Provided text:
Furthermore, to say that my actions proceed from my
character or, more colloquially, that I act in character, is to say that my
behavior is consistent and to that extent predictable: and since it is, above
all, for the actions that I perform in character that I am held to be morally
responsible, it looks as if the admission of moral responsibility, so far from
being incompatible with determinism, tends rather to presuppose it. But how can this be so if it
is a necessary condition of moral responsibility that the person who is held
responsible should have acted freely? It seems that if we are to retain this
idea of moral responsibility, we must either show that men can be held
responsible for actions which they do not do freely, or else find some way of
reconciling determinism with the freedom of the will.
It is no doubt with the object of effecting this
reconciliation that some philosophers have defined freedom as the consciousness
of necessity and by so doing they are able to say not only that a man can be
acting freely when his action is causally determined, but even that his action
must he causally determined for it to be possible for him to be acting freely.
Nevertheless this definition has the serious disadvantage that it gives to the
word ‘freedom’ a meaning quite different from any that it ordinarily bears. It
is indeed obvious that if we are allowed to give the word ‘freedom’ any meaning
that we please, we can find a meaning that will reconcile it with determinism:
but this is no more a solution of our present problem than the fact that the
word ‘horse’ could be arbitrarily used to mean what is ordinarily meant by
sparrow is a proof that horses have wings. For suppose that I am compelled by
another person to do something ‘against my will’. In that case, as the word
freedom is ordinarily used, I should not be said to the acting freely: and the
fact that I am fully aware of the constraint to which I am subjected makes no
difference to the matter. I do not become free by becoming conscious that I am
not. It may, indeed, be possible to show that my being aware that my action is
causally determined is not incompatible with my acting freely: but it by no
means follows that it is in this that my freedom consists. Moreover, I suspect
that one of the reasons why people are inclined to define freedom as the
consciousness of necessity is that they think that if one is conscious of
necessity one may somehow be able to master it. But this is a fallacy. It is
like someone s saying that he wishes he could see into the future, because if
he did he would know what calamities lay in wait for him and so would be able
to avoid them. But if he avoids the calamities then they don’t lie in the
future and it is not true that he foresees them. And similarity if I am able to
master necessity, in the sense of escaping the operation of a necessary law,
then the law in question is not necessary. And if the law is not necessary,
then neither my freedom nor anything else can consist in my knowing that it is.

Exercise instructions:
1/ In the passage on free will and determinism, how have some philosophers defined freedom?
2/ Translate this sentence from the passage on free will into Spanish: "I do not become free by becoming conscious that I am not."
3/ List each distinct word or phrase that the passage on free will sets inside single quotation marks.

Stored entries
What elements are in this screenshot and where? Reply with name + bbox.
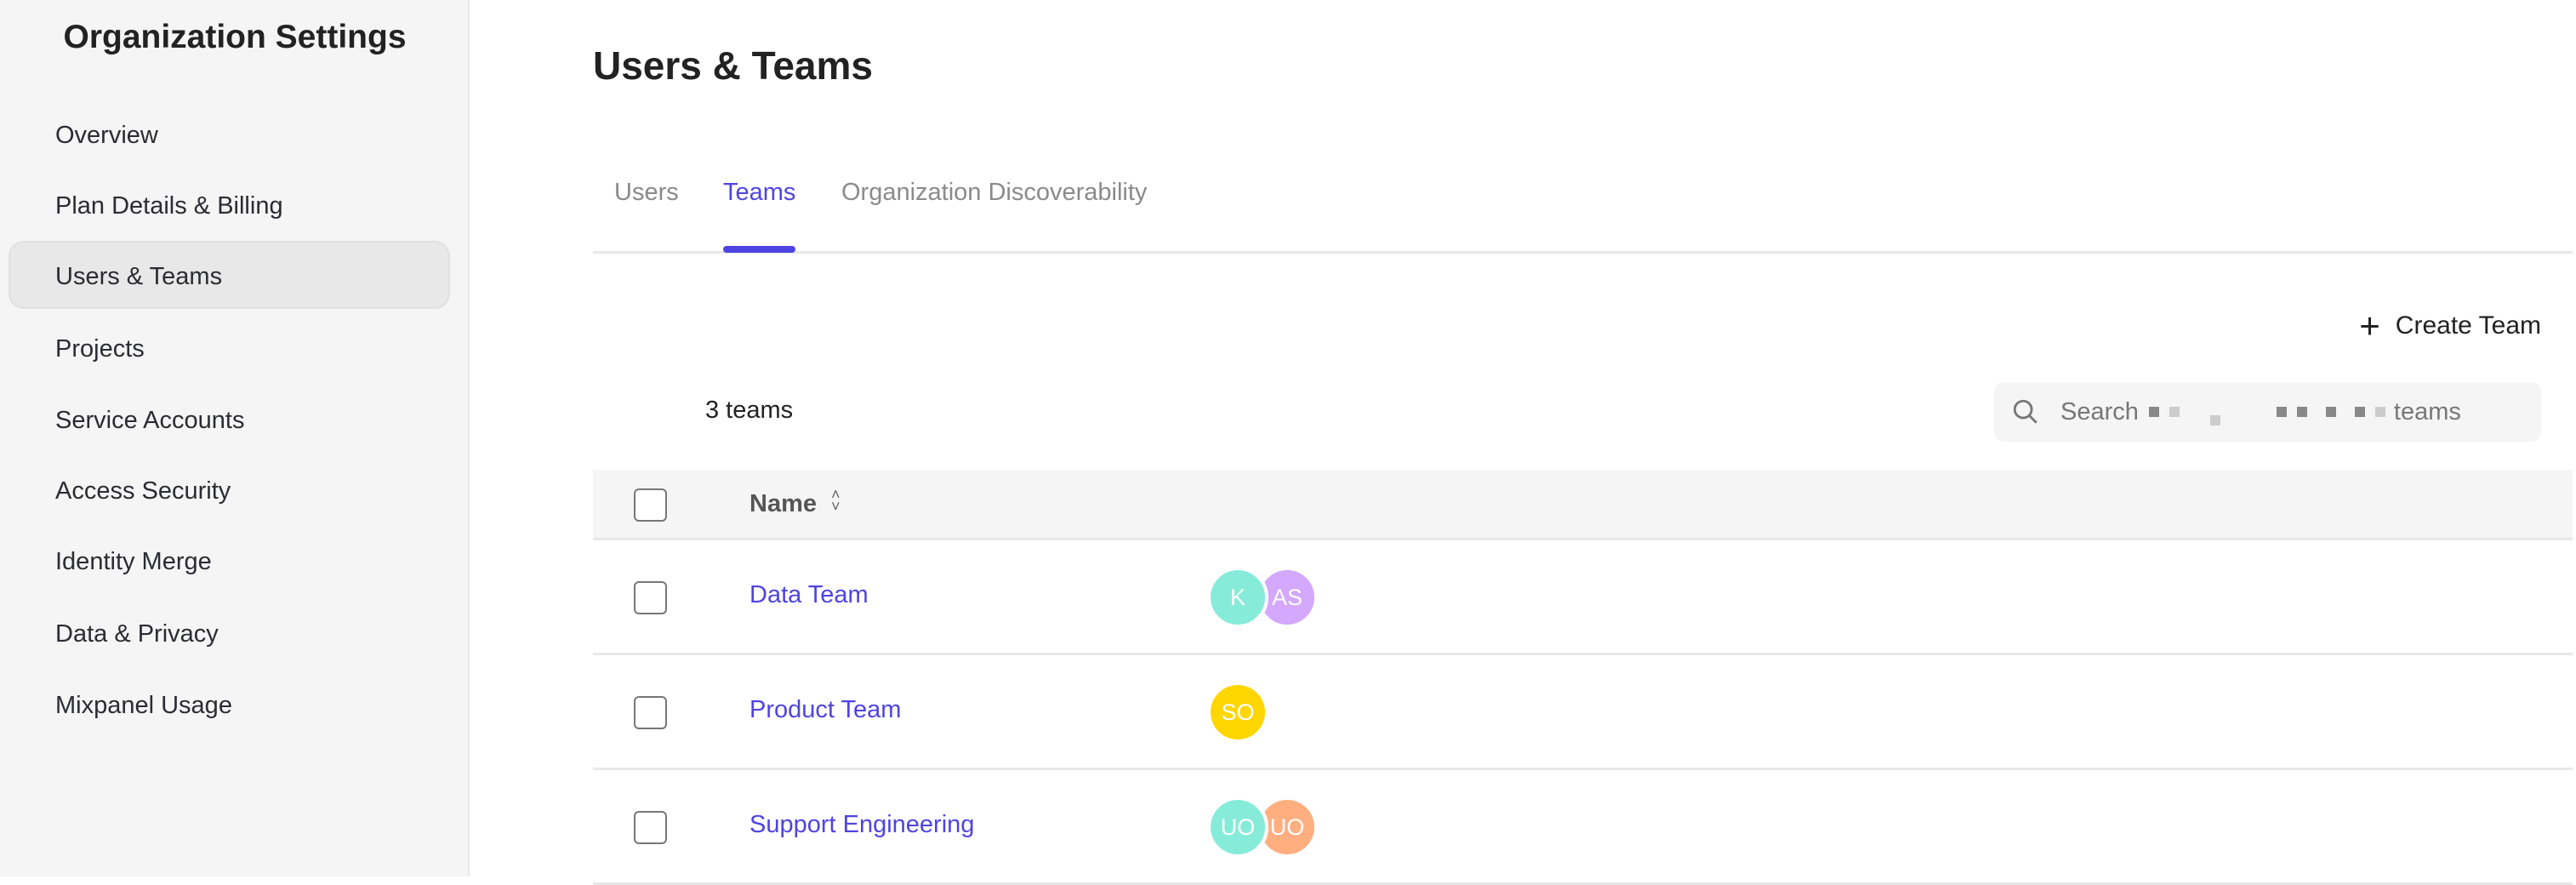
sidebar-item-plan-billing[interactable]: Plan Details & Billing xyxy=(55,192,283,220)
search-placeholder-prefix: Search xyxy=(2060,397,2139,425)
create-team-label: Create Team xyxy=(2395,311,2541,340)
sidebar: Organization Settings Overview Plan Deta… xyxy=(0,0,470,876)
tab-users[interactable]: Users xyxy=(614,179,679,206)
team-name-link[interactable]: Product Team xyxy=(749,696,902,723)
plus-icon: + xyxy=(2359,305,2380,345)
table-row: Support Engineering UO UO xyxy=(593,770,2573,885)
sort-icon[interactable]: ˄ ˅ xyxy=(831,486,841,515)
row-checkbox[interactable] xyxy=(634,581,667,614)
table-header: Name ˄ ˅ xyxy=(593,470,2573,540)
search-input[interactable]: Search teams xyxy=(1994,382,2541,442)
tab-organization-discoverability[interactable]: Organization Discoverability xyxy=(841,179,1148,206)
tab-teams[interactable]: Teams xyxy=(723,179,796,206)
avatar: SO xyxy=(1207,682,1268,743)
sidebar-item-mixpanel-usage[interactable]: Mixpanel Usage xyxy=(55,692,232,719)
select-all-checkbox[interactable] xyxy=(634,488,667,522)
team-name-link[interactable]: Data Team xyxy=(749,581,869,608)
sidebar-item-service-accounts[interactable]: Service Accounts xyxy=(55,407,245,434)
row-checkbox[interactable] xyxy=(634,811,667,844)
sidebar-title: Organization Settings xyxy=(63,19,407,55)
create-team-button[interactable]: + Create Team xyxy=(2359,308,2541,344)
avatar: UO xyxy=(1207,796,1268,858)
active-tab-indicator xyxy=(723,246,795,253)
sidebar-item-identity-merge[interactable]: Identity Merge xyxy=(55,548,212,575)
sidebar-item-projects[interactable]: Projects xyxy=(55,335,145,363)
column-header-name[interactable]: Name xyxy=(749,490,817,517)
page-title: Users & Teams xyxy=(593,43,873,88)
table-row: Data Team K AS xyxy=(593,540,2573,655)
search-placeholder-suffix: teams xyxy=(2393,397,2461,425)
sidebar-item-users-teams[interactable]: Users & Teams xyxy=(9,241,450,309)
tab-bar: Users Teams Organization Discoverability xyxy=(593,170,2573,254)
sidebar-item-access-security[interactable]: Access Security xyxy=(55,477,231,505)
row-checkbox[interactable] xyxy=(634,696,667,729)
sidebar-item-overview[interactable]: Overview xyxy=(55,122,158,149)
avatar: K xyxy=(1207,567,1268,628)
team-name-link[interactable]: Support Engineering xyxy=(749,811,975,838)
table-row: Product Team SO xyxy=(593,655,2573,770)
team-count: 3 teams xyxy=(705,397,794,424)
search-icon xyxy=(2013,399,2037,424)
sidebar-item-data-privacy[interactable]: Data & Privacy xyxy=(55,620,219,648)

Answers to the problems:
1/ They have defined freedom as the consciousness of necessity.

2/ No me vuelvo libre por tomar conciencia de que no lo soy.

3/
- freedom
- horse
- against my will